**Tarefa a cumprir:**
Na crítica de Vidro, o que o uso exagerado de efeitos especiais provoca nos filmes de super-heróis?

**Texto fornecido:**
Crítica: Vidro

Crítica: Vidro

Humanizar e conquistar

vidro critica

É incontestável que a produção de filmes de super-heróis é cada vez mais frequente em nosso mundo cheio de consumidores fanáticos por cultura pop de maneira geral. Mas, para alguns (me incluo nessa categoria), esses filmes estão se tornando repetitivos, com diversas semelhanças narrativas e estéticas, além de um uso exagerado de efeitos especiais que por sua vez ofuscam o brilho das interpretações dos atores e até impedem que a imaginação do espectador fale mais alto. Entretanto, é bom saber que temos por aí um gênio (incompreendido por muitos) que sabe fazer a diferença. Alguém que sim, cometeu erros como qualquer um, porém soube acertar em cheio suficiente vezes ao longo de sua carreira. Entre esses acertos, um deles é exatamente criar uma das melhores trilogias sobre super-heróis já feitas.

**Registros extraídos:**

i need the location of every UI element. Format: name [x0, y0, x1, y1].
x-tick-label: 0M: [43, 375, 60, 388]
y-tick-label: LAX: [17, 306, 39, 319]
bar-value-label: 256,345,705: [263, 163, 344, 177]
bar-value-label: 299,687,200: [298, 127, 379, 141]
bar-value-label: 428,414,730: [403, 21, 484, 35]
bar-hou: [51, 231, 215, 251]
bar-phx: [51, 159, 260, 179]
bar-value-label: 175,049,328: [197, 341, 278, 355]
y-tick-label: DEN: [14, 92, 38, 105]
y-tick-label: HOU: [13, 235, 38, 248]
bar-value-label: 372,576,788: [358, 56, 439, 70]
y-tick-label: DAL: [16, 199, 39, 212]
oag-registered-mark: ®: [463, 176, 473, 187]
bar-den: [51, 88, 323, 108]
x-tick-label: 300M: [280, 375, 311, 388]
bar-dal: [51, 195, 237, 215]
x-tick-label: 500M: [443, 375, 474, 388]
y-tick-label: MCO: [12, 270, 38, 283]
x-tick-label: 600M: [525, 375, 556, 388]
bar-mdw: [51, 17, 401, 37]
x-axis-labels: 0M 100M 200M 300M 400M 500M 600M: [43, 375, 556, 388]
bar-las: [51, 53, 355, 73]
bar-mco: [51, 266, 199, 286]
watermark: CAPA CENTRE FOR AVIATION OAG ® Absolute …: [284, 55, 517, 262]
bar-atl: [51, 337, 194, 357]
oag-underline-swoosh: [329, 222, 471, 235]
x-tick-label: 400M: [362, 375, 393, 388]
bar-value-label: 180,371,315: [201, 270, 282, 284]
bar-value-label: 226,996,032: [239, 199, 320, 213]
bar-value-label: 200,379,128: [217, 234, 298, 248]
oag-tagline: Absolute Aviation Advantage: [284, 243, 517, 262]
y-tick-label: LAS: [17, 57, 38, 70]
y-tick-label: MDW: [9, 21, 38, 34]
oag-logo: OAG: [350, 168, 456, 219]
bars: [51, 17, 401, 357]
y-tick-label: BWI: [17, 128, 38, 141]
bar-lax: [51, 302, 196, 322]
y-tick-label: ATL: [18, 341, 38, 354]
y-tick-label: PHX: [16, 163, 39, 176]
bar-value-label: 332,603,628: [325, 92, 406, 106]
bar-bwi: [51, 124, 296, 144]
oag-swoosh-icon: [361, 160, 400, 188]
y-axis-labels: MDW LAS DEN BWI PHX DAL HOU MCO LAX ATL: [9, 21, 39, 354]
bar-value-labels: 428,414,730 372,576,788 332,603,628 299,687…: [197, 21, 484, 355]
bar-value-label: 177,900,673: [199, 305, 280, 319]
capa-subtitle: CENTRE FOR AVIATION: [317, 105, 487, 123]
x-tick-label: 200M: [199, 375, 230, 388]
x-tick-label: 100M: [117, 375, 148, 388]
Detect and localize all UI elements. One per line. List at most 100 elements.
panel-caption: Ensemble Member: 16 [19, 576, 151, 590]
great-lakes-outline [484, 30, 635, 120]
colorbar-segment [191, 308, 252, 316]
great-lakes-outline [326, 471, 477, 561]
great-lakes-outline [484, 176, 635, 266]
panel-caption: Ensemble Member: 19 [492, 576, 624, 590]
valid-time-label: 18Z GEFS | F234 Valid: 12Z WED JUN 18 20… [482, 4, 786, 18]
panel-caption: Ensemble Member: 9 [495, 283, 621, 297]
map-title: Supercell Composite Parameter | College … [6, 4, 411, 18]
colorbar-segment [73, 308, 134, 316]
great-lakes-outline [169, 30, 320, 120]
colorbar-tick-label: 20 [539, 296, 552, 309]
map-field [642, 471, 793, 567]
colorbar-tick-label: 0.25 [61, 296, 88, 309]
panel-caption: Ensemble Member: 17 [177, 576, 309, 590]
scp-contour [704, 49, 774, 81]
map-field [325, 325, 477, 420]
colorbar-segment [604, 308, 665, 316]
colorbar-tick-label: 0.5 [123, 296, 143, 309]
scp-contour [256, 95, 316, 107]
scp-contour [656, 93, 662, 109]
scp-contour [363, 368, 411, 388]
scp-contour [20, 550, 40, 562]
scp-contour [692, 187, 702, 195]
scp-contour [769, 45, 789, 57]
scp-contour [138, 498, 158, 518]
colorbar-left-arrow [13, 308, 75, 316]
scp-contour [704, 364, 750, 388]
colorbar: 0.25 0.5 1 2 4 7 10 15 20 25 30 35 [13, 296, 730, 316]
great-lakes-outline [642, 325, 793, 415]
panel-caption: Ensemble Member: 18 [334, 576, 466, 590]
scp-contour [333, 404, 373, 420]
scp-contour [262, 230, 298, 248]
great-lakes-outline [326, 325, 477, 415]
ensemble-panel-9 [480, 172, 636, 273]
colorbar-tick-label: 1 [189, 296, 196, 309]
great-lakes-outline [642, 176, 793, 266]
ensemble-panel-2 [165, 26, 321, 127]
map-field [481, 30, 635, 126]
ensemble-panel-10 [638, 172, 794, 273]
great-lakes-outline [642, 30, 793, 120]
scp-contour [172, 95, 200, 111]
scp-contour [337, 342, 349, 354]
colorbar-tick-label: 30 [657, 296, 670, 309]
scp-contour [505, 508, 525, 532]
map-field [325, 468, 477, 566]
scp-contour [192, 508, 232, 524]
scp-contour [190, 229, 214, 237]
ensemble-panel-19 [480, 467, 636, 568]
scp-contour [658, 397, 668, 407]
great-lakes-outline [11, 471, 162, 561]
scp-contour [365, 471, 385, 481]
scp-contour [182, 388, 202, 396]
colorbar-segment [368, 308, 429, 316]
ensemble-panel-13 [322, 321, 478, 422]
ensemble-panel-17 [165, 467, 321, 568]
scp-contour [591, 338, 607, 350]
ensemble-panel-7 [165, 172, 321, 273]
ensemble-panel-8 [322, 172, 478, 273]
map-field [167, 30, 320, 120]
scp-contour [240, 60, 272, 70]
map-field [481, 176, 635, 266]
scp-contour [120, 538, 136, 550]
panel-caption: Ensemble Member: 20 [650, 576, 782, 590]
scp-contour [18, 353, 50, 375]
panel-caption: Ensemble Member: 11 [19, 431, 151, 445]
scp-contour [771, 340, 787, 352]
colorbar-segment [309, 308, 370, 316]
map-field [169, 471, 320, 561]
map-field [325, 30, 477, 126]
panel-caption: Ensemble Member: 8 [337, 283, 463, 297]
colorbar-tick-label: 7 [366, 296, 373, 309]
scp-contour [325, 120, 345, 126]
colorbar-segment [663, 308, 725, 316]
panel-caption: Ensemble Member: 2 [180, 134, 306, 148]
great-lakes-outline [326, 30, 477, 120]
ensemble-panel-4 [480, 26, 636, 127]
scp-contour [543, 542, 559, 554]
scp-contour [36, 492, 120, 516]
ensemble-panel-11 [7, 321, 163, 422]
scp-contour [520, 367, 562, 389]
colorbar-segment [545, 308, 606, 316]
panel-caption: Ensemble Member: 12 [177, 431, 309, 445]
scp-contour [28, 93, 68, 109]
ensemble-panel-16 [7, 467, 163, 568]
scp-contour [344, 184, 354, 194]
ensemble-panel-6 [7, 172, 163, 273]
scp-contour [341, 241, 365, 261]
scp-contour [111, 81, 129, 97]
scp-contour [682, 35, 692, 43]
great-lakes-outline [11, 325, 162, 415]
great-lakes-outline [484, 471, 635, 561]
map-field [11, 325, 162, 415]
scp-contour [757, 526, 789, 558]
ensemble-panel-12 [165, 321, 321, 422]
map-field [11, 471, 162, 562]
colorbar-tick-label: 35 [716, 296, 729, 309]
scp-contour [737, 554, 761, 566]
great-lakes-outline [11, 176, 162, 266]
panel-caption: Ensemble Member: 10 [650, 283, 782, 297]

**Resposta correta:**
Ofusca o brilho das interpretações dos atores e até impede que a imaginação do espectador fale mais alto.